• [Records for processing]
-*-

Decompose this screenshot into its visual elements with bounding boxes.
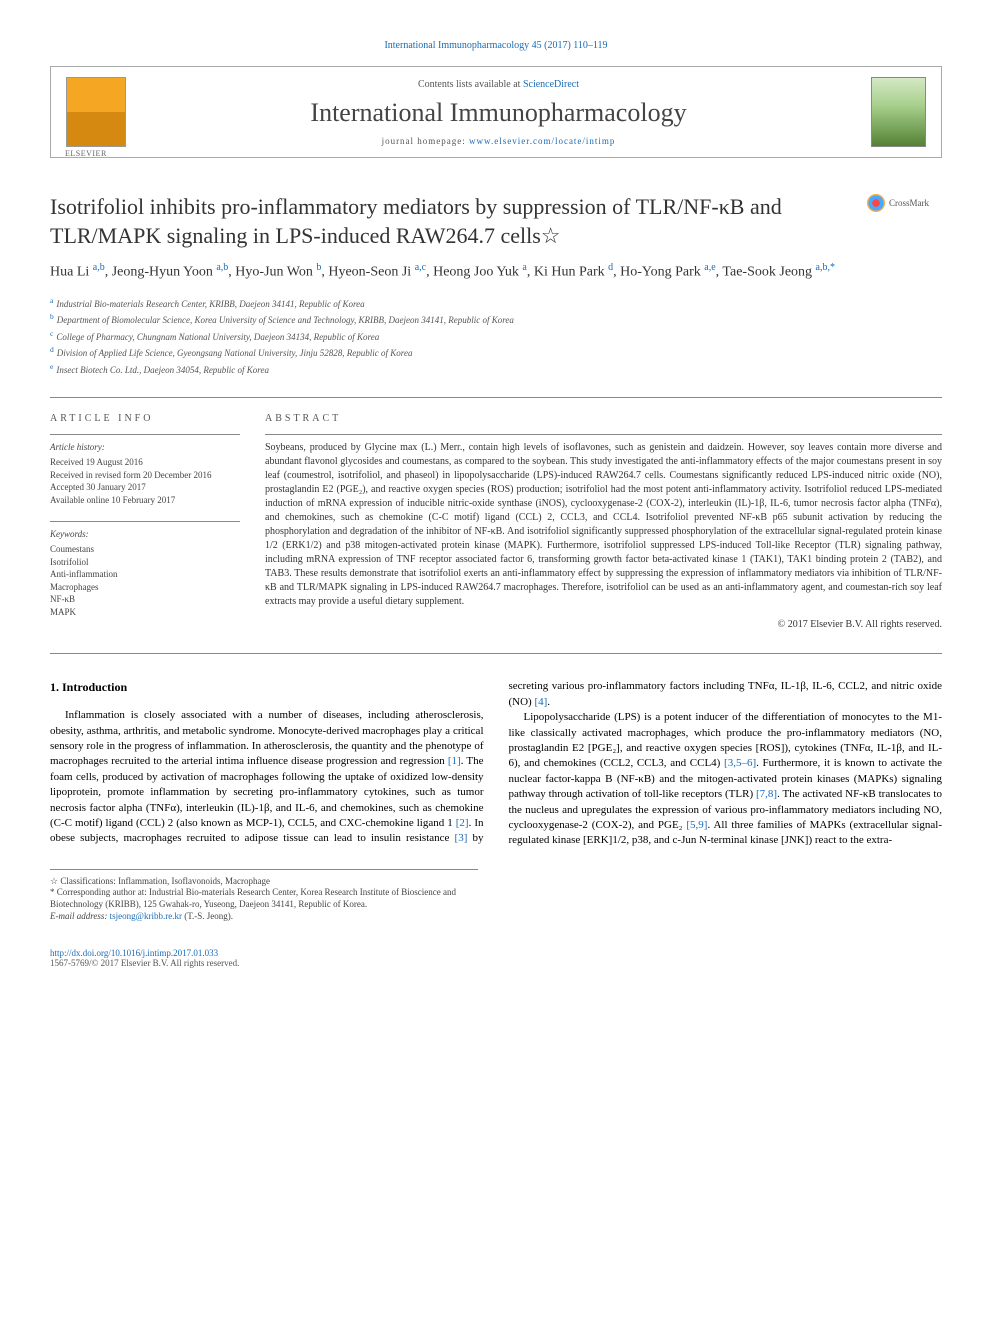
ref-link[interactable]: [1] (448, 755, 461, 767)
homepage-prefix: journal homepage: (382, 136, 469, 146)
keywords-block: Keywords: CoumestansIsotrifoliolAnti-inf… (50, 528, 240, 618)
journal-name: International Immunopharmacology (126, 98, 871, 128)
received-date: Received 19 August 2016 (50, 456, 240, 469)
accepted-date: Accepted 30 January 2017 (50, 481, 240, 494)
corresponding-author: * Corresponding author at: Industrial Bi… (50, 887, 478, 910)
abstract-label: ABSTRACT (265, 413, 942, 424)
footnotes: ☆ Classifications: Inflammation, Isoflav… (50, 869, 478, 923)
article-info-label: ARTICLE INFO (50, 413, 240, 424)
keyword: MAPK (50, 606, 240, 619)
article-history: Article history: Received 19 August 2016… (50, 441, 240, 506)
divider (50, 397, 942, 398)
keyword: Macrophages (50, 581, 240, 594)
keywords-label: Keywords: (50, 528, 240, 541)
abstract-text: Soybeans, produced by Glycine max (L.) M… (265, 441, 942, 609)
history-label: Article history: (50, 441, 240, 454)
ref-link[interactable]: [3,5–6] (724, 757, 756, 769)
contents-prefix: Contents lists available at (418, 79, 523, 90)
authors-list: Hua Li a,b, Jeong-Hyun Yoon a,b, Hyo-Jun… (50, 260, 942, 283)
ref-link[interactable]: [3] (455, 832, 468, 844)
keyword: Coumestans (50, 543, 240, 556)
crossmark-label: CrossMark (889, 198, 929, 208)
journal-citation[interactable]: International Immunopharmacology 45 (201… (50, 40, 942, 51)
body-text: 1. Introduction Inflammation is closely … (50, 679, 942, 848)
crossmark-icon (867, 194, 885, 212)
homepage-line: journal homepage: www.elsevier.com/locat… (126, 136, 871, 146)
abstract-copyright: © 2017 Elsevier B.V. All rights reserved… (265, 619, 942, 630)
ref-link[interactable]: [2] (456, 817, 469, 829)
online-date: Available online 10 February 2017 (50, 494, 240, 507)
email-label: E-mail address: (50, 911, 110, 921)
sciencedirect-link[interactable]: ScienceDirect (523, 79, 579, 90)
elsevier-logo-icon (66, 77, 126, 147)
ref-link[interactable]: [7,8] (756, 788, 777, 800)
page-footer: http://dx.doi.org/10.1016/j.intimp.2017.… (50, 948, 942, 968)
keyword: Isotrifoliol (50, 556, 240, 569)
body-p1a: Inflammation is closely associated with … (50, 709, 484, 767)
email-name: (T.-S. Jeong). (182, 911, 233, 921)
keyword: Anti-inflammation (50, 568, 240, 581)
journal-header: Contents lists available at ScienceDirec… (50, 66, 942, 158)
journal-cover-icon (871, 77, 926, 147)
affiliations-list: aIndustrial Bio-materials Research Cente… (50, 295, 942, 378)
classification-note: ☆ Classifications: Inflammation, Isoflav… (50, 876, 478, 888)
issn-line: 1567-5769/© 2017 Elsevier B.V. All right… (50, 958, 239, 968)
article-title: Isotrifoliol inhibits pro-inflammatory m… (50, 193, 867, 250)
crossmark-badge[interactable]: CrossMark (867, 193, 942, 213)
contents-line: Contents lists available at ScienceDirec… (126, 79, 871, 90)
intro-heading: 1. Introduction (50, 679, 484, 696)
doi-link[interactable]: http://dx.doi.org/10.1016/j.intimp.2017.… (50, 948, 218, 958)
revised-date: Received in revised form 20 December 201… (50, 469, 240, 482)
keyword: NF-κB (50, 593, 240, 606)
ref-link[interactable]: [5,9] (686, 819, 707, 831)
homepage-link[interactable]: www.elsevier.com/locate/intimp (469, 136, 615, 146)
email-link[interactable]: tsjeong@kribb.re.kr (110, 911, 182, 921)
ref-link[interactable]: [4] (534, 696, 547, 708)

-*-

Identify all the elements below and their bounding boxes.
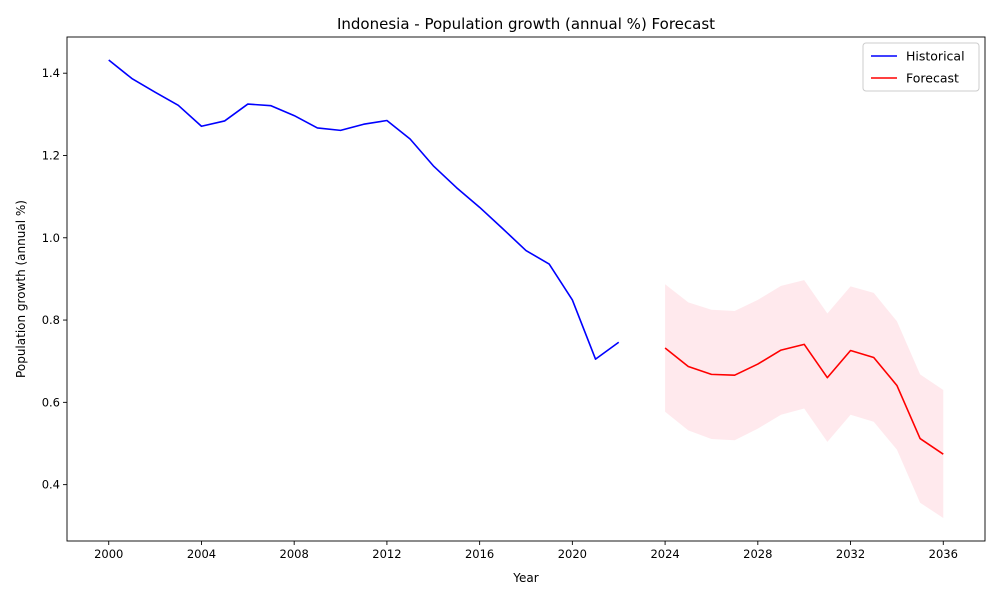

-*-

Rewrite the data from the line with "Decompose this screenshot" to the line with "crossmark-label: CrossMark (889, 198, 929, 208)", replacing "ref-link" with "citation-link" and changing nothing else. Leave the pictures out.

• [Correct result]
Decompose this screenshot into its visual elements with bounding boxes.
citation-link[interactable]: [1] (448, 755, 461, 767)
homepage-prefix: journal homepage: (382, 136, 469, 146)
keywords-block: Keywords: CoumestansIsotrifoliolAnti-inf… (50, 528, 240, 618)
journal-name: International Immunopharmacology (126, 98, 871, 128)
received-date: Received 19 August 2016 (50, 456, 240, 469)
accepted-date: Accepted 30 January 2017 (50, 481, 240, 494)
corresponding-author: * Corresponding author at: Industrial Bi… (50, 887, 478, 910)
abstract-label: ABSTRACT (265, 413, 942, 424)
footnotes: ☆ Classifications: Inflammation, Isoflav… (50, 869, 478, 923)
article-info-label: ARTICLE INFO (50, 413, 240, 424)
keyword: MAPK (50, 606, 240, 619)
article-history: Article history: Received 19 August 2016… (50, 441, 240, 506)
divider (50, 397, 942, 398)
keyword: Macrophages (50, 581, 240, 594)
keywords-label: Keywords: (50, 528, 240, 541)
abstract-text: Soybeans, produced by Glycine max (L.) M… (265, 441, 942, 609)
history-label: Article history: (50, 441, 240, 454)
citation-link[interactable]: [3,5–6] (724, 757, 756, 769)
contents-prefix: Contents lists available at (418, 79, 523, 90)
authors-list: Hua Li a,b, Jeong-Hyun Yoon a,b, Hyo-Jun… (50, 260, 942, 283)
citation-link[interactable]: [3] (455, 832, 468, 844)
keyword: Coumestans (50, 543, 240, 556)
crossmark-label: CrossMark (889, 198, 929, 208)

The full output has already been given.